Given problem
Using the entries that follow, collect the lines where the word "Hall" appears.
┌─ Rows
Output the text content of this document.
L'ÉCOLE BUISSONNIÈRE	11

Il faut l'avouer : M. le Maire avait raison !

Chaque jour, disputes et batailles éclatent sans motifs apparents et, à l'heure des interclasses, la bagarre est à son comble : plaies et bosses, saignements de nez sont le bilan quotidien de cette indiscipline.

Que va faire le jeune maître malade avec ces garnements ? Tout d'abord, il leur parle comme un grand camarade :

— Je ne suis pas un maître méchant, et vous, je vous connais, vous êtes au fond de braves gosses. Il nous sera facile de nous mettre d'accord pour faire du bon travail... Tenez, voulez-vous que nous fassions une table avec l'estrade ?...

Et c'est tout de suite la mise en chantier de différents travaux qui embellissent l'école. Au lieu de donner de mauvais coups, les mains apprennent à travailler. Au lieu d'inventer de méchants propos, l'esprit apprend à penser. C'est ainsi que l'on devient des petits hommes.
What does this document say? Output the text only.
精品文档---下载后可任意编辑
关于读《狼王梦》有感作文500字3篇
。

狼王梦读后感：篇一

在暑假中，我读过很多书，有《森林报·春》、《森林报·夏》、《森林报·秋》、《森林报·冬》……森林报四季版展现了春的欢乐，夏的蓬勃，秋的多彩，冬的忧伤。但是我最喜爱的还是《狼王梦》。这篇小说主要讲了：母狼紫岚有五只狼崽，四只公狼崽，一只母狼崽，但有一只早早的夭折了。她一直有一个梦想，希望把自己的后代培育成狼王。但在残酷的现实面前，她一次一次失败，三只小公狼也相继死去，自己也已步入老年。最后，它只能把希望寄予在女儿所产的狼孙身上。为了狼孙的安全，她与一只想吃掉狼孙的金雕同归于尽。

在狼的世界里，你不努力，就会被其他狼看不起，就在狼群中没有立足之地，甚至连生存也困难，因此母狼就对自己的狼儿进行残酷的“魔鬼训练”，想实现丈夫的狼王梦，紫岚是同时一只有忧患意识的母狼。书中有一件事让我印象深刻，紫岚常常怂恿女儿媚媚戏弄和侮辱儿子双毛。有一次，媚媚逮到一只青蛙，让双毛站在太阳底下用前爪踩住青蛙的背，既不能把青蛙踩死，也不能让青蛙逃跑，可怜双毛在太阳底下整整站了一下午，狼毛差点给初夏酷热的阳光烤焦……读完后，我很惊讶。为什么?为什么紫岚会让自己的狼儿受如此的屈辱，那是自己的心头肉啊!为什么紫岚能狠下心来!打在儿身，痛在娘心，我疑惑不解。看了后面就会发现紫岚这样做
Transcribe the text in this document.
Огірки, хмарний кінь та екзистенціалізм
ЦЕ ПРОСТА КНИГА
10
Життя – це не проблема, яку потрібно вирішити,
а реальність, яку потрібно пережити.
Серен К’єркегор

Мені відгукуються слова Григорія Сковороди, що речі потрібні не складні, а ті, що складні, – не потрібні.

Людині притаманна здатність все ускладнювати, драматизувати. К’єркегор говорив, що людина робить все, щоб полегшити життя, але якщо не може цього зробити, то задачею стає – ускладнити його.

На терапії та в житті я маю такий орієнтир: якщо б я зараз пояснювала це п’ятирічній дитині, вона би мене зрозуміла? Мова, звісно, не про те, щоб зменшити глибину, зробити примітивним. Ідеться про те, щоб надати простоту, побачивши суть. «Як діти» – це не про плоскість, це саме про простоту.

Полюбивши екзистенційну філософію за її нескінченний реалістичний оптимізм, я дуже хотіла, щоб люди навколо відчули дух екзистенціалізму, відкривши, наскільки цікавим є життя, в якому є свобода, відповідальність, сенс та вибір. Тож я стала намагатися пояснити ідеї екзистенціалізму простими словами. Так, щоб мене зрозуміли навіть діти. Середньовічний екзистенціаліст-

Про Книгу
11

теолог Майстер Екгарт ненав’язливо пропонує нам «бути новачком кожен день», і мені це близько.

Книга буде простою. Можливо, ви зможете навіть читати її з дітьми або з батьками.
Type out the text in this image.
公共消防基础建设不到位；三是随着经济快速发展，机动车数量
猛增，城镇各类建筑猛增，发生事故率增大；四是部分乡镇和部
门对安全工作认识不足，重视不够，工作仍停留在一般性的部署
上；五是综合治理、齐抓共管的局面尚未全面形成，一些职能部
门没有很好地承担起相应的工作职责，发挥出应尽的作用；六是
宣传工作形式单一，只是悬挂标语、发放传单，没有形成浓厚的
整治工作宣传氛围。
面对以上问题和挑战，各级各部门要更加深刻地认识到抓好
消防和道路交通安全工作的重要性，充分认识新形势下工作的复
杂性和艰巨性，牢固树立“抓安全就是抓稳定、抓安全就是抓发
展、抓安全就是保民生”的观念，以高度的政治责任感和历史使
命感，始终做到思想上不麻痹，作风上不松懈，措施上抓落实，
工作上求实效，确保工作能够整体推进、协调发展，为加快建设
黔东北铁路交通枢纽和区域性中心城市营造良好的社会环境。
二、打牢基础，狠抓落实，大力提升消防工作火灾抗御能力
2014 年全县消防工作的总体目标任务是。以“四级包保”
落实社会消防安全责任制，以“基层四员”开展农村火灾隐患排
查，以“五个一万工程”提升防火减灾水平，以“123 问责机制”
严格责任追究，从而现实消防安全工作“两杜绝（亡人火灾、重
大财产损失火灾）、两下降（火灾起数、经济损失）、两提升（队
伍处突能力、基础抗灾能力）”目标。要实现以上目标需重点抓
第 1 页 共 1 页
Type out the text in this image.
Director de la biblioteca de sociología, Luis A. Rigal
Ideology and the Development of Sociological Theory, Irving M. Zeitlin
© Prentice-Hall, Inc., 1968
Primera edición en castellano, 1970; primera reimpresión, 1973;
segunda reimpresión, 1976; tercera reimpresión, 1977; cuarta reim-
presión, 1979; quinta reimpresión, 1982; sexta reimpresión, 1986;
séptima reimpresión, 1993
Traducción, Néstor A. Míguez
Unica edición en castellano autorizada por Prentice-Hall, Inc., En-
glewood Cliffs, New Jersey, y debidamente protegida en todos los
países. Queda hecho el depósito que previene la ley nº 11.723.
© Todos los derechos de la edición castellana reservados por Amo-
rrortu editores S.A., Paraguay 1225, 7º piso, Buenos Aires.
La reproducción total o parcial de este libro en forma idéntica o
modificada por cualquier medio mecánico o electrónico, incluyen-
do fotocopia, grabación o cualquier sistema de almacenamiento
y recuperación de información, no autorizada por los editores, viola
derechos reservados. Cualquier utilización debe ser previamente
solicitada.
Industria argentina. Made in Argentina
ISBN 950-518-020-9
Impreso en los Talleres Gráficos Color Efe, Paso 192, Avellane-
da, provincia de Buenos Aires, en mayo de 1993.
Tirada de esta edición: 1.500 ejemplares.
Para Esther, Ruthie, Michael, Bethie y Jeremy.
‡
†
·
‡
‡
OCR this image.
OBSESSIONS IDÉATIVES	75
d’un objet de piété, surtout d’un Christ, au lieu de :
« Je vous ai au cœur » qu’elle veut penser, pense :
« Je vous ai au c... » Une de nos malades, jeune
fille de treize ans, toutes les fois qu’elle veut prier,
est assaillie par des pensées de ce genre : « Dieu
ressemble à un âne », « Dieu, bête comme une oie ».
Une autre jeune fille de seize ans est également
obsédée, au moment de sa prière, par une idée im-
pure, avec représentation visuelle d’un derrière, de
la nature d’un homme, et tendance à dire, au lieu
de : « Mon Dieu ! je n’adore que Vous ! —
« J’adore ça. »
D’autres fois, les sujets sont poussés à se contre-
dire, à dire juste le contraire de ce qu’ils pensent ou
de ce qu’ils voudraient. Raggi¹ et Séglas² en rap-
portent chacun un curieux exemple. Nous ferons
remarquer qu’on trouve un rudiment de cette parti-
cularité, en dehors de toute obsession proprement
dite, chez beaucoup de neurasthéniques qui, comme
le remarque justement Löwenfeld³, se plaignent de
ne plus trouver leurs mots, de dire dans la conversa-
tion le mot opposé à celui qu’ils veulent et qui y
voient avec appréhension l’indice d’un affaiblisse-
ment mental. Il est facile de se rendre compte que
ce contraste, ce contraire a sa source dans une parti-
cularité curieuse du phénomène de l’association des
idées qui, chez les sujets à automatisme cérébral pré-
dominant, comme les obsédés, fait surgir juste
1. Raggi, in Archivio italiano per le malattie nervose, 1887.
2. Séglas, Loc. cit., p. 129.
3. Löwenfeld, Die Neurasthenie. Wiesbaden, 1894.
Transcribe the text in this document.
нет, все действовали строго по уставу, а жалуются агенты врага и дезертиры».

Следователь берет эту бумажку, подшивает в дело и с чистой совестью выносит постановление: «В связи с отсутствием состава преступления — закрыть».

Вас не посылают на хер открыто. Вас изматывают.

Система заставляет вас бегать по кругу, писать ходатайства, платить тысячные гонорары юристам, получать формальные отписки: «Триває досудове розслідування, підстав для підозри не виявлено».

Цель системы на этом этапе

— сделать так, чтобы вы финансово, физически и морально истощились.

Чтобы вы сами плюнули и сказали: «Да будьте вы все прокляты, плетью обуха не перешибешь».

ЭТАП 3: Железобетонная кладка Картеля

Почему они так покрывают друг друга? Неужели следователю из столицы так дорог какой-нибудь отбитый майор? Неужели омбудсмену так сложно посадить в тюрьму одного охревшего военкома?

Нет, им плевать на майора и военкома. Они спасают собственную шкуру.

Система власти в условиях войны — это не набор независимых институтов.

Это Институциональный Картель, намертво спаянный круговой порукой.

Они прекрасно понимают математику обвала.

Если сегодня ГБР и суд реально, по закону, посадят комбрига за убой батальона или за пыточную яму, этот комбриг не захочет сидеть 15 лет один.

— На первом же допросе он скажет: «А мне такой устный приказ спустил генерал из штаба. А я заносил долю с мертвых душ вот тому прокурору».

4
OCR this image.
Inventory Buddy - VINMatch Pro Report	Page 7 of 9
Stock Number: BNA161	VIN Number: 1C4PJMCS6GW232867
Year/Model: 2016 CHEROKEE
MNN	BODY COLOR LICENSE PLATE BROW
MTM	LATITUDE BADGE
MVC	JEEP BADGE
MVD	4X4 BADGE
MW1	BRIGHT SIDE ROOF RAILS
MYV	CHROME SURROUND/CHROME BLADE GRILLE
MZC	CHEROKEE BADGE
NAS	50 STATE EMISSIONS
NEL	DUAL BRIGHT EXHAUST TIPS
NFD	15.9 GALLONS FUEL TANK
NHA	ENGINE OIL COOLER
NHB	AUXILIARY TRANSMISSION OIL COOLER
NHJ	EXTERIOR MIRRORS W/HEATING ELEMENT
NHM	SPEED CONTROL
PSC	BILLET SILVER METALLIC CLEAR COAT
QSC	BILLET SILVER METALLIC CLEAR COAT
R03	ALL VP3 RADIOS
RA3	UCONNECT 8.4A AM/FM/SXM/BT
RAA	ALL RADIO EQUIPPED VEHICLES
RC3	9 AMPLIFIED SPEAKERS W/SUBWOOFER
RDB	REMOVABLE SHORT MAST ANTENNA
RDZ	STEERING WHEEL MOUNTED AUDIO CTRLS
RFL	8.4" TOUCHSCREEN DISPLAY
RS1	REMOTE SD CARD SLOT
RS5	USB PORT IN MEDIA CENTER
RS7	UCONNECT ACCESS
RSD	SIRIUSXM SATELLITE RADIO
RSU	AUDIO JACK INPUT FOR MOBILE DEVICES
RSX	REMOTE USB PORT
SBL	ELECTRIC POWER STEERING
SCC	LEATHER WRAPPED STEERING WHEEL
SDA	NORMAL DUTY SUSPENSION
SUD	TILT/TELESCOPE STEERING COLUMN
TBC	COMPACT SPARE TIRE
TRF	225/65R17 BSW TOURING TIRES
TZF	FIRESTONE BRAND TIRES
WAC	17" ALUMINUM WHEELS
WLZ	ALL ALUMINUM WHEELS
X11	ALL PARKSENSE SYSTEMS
└─
Output for this task
© Prentice-Hall, Inc., 1968
Unica edición en castellano autorizada por Prentice-Hall, Inc., En-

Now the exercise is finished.